_AIM OF THE TASK:_ Copy only those lines which run from the line containing "Convert this document image to plain text." to the end of the entries below, both inclusive, exactly as written and with no pictures.

_INFORMATION GIVEN:_
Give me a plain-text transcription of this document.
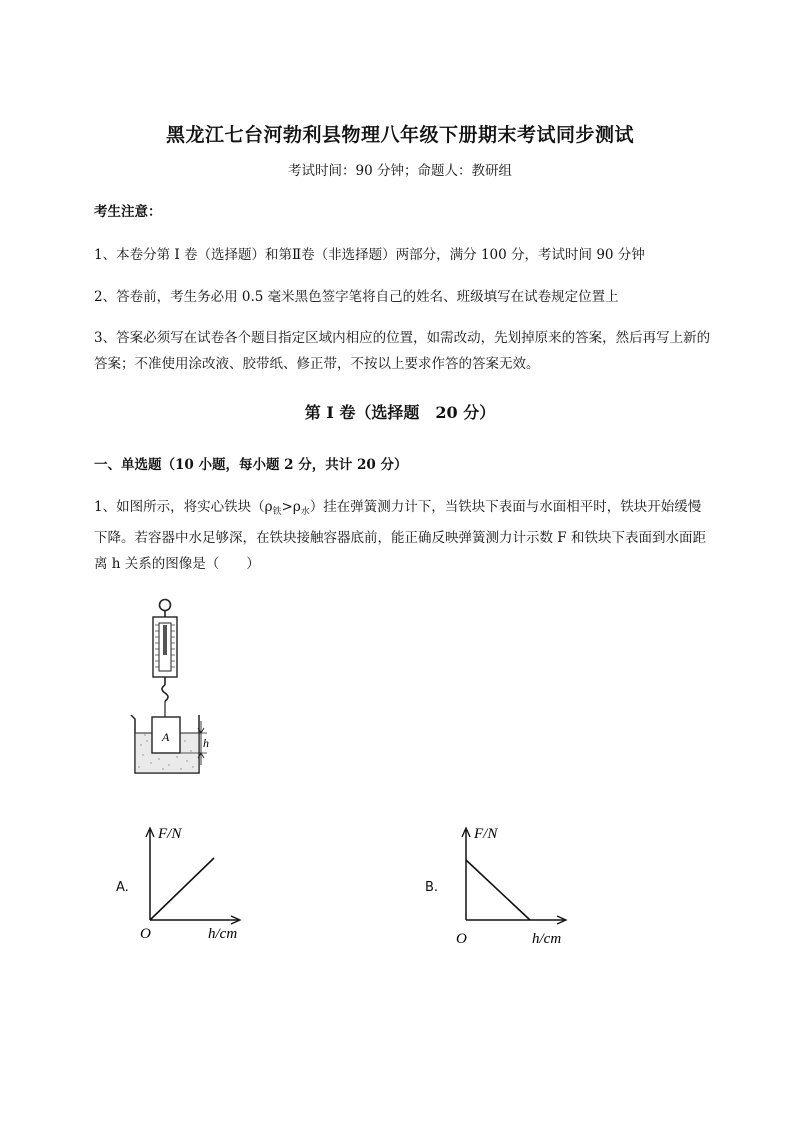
黑龙江七台河勃利县物理八年级下册期末考试同步测试
考试时间：90 分钟；命题人：教研组
考生注意：
1、本卷分第 I 卷（选择题）和第Ⅱ卷（非选择题）两部分，满分 100 分，考试时间 90 分钟
2、答卷前，考生务必用 0.5 毫米黑色签字笔将自己的姓名、班级填写在试卷规定位置上
3、答案必须写在试卷各个题目指定区域内相应的位置，如需改动，先划掉原来的答案，然后再写上新的答案；不准使用涂改液、胶带纸、修正带，不按以上要求作答的答案无效。
第 I 卷（选择题　20 分）
一、单选题（10 小题，每小题 2 分，共计 20 分）
1、如图所示，将实心铁块$(\rho_铁>\rho_水)$挂在弹簧测力计下，当铁块下表面与水面相平时，铁块开始缓慢下降。若容器中水足够深，在铁块接触容器底前，能正确反映弹簧测力计示数 F 和铁块下表面到水面距离 h 关系的图像是（　　）
A	h
A.
F/N
O	h/cm
B.
F/N
O	h/cm
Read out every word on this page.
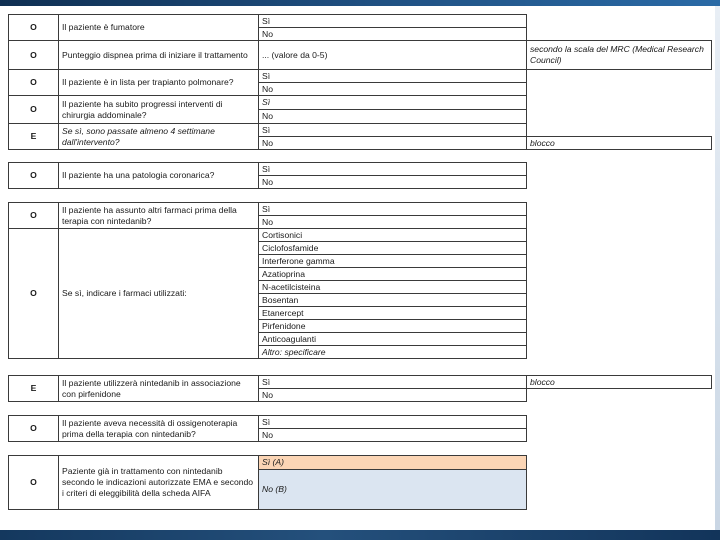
O	Il paziente è fumatore	Sì	
		No	
O	Punteggio dispnea prima di iniziare il trattamento	... (valore da 0-5)	secondo la scala del MRC (Medical Research Council)
O	Il paziente è in lista per trapianto polmonare?	Sì	
		No	
O	Il paziente ha subito progressi interventi di chirurgia addominale?	Sì	
		No	
E	Se sì, sono passate almeno 4 settimane dall'intervento?	Sì	
		No	blocco
O	Il paziente ha una patologia coronarica?	Sì	
		No	
O	Il paziente ha assunto altri farmaci prima della terapia con nintedanib?	Sì	
		No	
O	Se sì, indicare i farmaci utilizzati:	Cortisonici	
		Ciclofosfamide	
		Interferone gamma	
		Azatioprina	
		N-acetilcisteina	
		Bosentan	
		Etanercept	
		Pirfenidone	
		Anticoagulanti	
		Altro: specificare	
E	Il paziente utilizzerà nintedanib in associazione con pirfenidone	Sì	blocco
		No	
O	Il paziente aveva necessità di ossigenoterapia prima della terapia con nintedanib?	Sì	
		No	
O	Paziente già in trattamento con nintedanib secondo le indicazioni autorizzate EMA e secondo i criteri di eleggibilità della scheda AIFA	Sì (A)	
		No (B)	
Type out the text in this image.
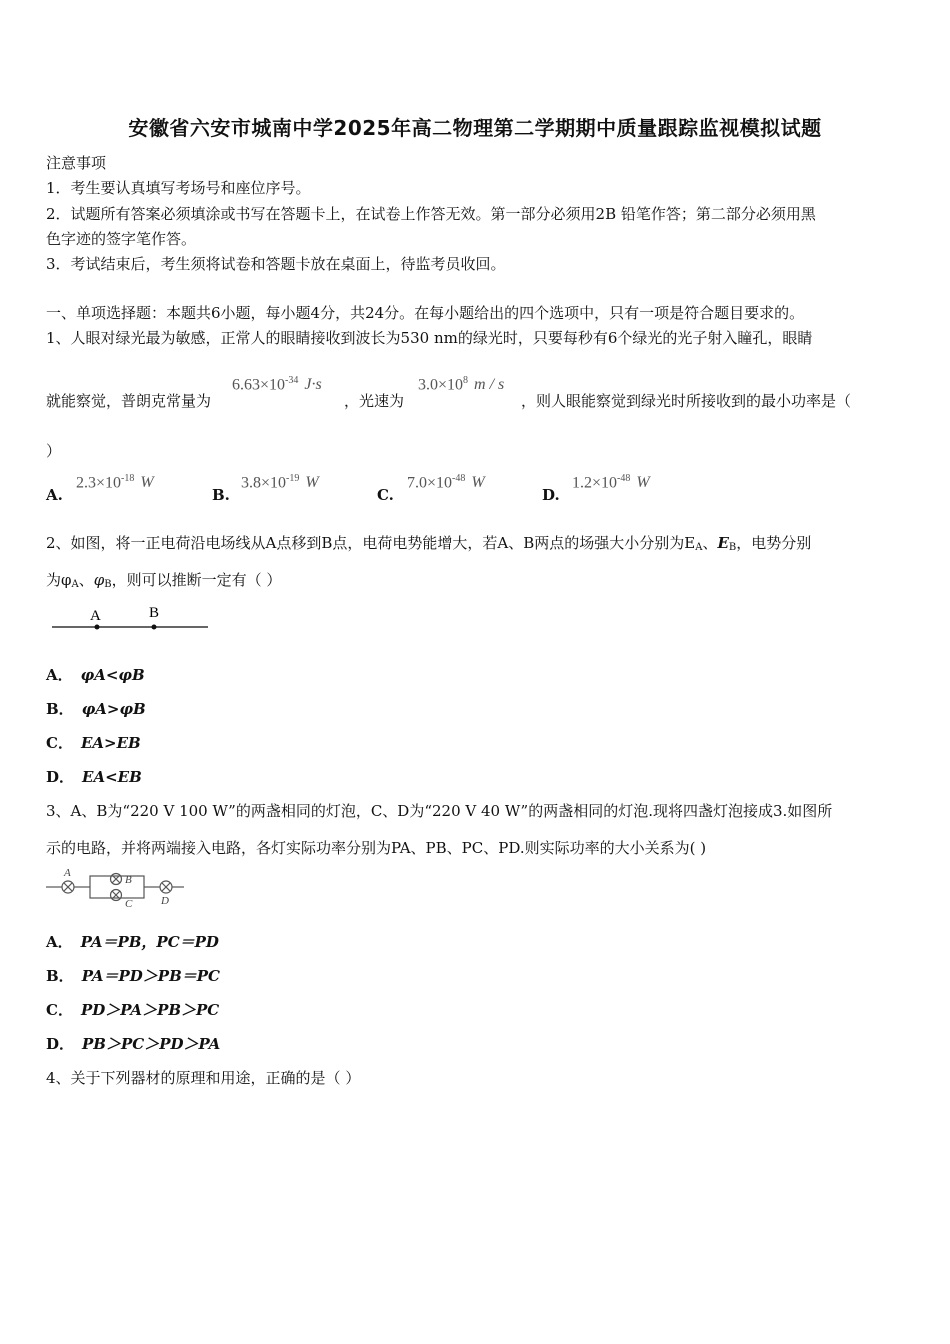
安徽省六安市城南中学2025年高二物理第二学期期中质量跟踪监视模拟试题
注意事项
1．考生要认真填写考场号和座位序号。
2．试题所有答案必须填涂或书写在答题卡上，在试卷上作答无效。第一部分必须用2B 铅笔作答；第二部分必须用黑
色字迹的签字笔作答。
3．考试结束后，考生须将试卷和答题卡放在桌面上，待监考员收回。
一、单项选择题：本题共6小题，每小题4分，共24分。在每小题给出的四个选项中，只有一项是符合题目要求的。
1、人眼对绿光最为敏感，正常人的眼睛接收到波长为530 nm的绿光时，只要每秒有6个绿光的光子射入瞳孔，眼睛
就能察觉，普朗克常量为
$6.63\times 10^{-34}$ J·s
，光速为
$3.0\times 10^8$ m / s
，则人眼能察觉到绿光时所接收到的最小功率是（
）
A.
$2.3\times 10^{-18}$ W
B.
$3.8\times 10^{-19}$ W
C.
$7.0\times 10^{-48}$ W
D.
$1.2\times 10^{-48}$ W
2、如图，将一正电荷沿电场线从A点移到B点，电荷电势能增大，若A、B两点的场强大小分别为$E_A$、$E_B$，电势分别
为$\varphi_A$、$\varphi_B$，则可以推断一定有（ ）
A	B
A． φA<φB
B． φA>φB
C． EA>EB
D． EA<EB
3、A、B为“220 V 100 W”的两盏相同的灯泡，C、D为“220 V 40 W”的两盏相同的灯泡.现将四盏灯泡接成3.如图所
示的电路，并将两端接入电路，各灯实际功率分别为PA、PB、PC、PD.则实际功率的大小关系为( )
A
B
C	D
A． PA＝PB，PC＝PD
B． PA＝PD＞PB＝PC
C． PD＞PA＞PB＞PC
D． PB＞PC＞PD＞PA
4、关于下列器材的原理和用途，正确的是（ ）
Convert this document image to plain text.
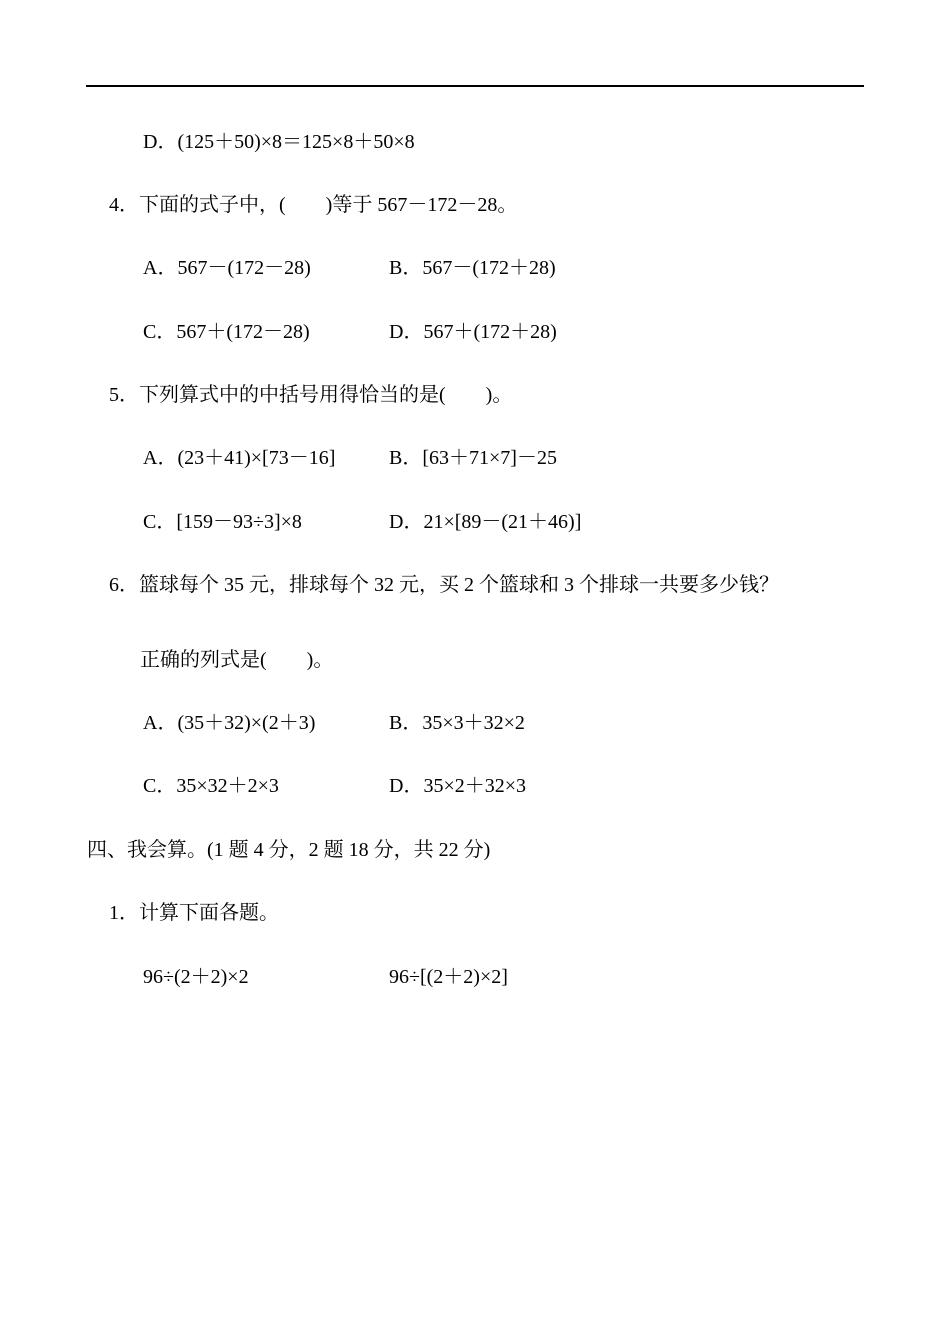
D．(125＋50)×8＝125×8＋50×8
4．下面的式子中，(　　)等于 567－172－28。
A．567－(172－28)	B．567－(172＋28)
C．567＋(172－28)	D．567＋(172＋28)
5．下列算式中的中括号用得恰当的是(　　)。
A．(23＋41)×[73－16]	B．[63＋71×7]－25
C．[159－93÷3]×8	D．21×[89－(21＋46)]
6．篮球每个 35 元，排球每个 32 元，买 2 个篮球和 3 个排球一共要多少钱？
正确的列式是(　　)。
A．(35＋32)×(2＋3)	B．35×3＋32×2
C．35×32＋2×3	D．35×2＋32×3
四、我会算。(1 题 4 分，2 题 18 分，共 22 分)
1．计算下面各题。
96÷(2＋2)×2	96÷[(2＋2)×2]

_RESULT:_
Convert this document image to plain text.
D．(125＋50)×8＝125×8＋50×8
4．下面的式子中，(　　)等于 567－172－28。
A．567－(172－28)	B．567－(172＋28)
C．567＋(172－28)	D．567＋(172＋28)
5．下列算式中的中括号用得恰当的是(　　)。
A．(23＋41)×[73－16]	B．[63＋71×7]－25
C．[159－93÷3]×8	D．21×[89－(21＋46)]
6．篮球每个 35 元，排球每个 32 元，买 2 个篮球和 3 个排球一共要多少钱？
正确的列式是(　　)。
A．(35＋32)×(2＋3)	B．35×3＋32×2
C．35×32＋2×3	D．35×2＋32×3
四、我会算。(1 题 4 分，2 题 18 分，共 22 分)
1．计算下面各题。
96÷(2＋2)×2	96÷[(2＋2)×2]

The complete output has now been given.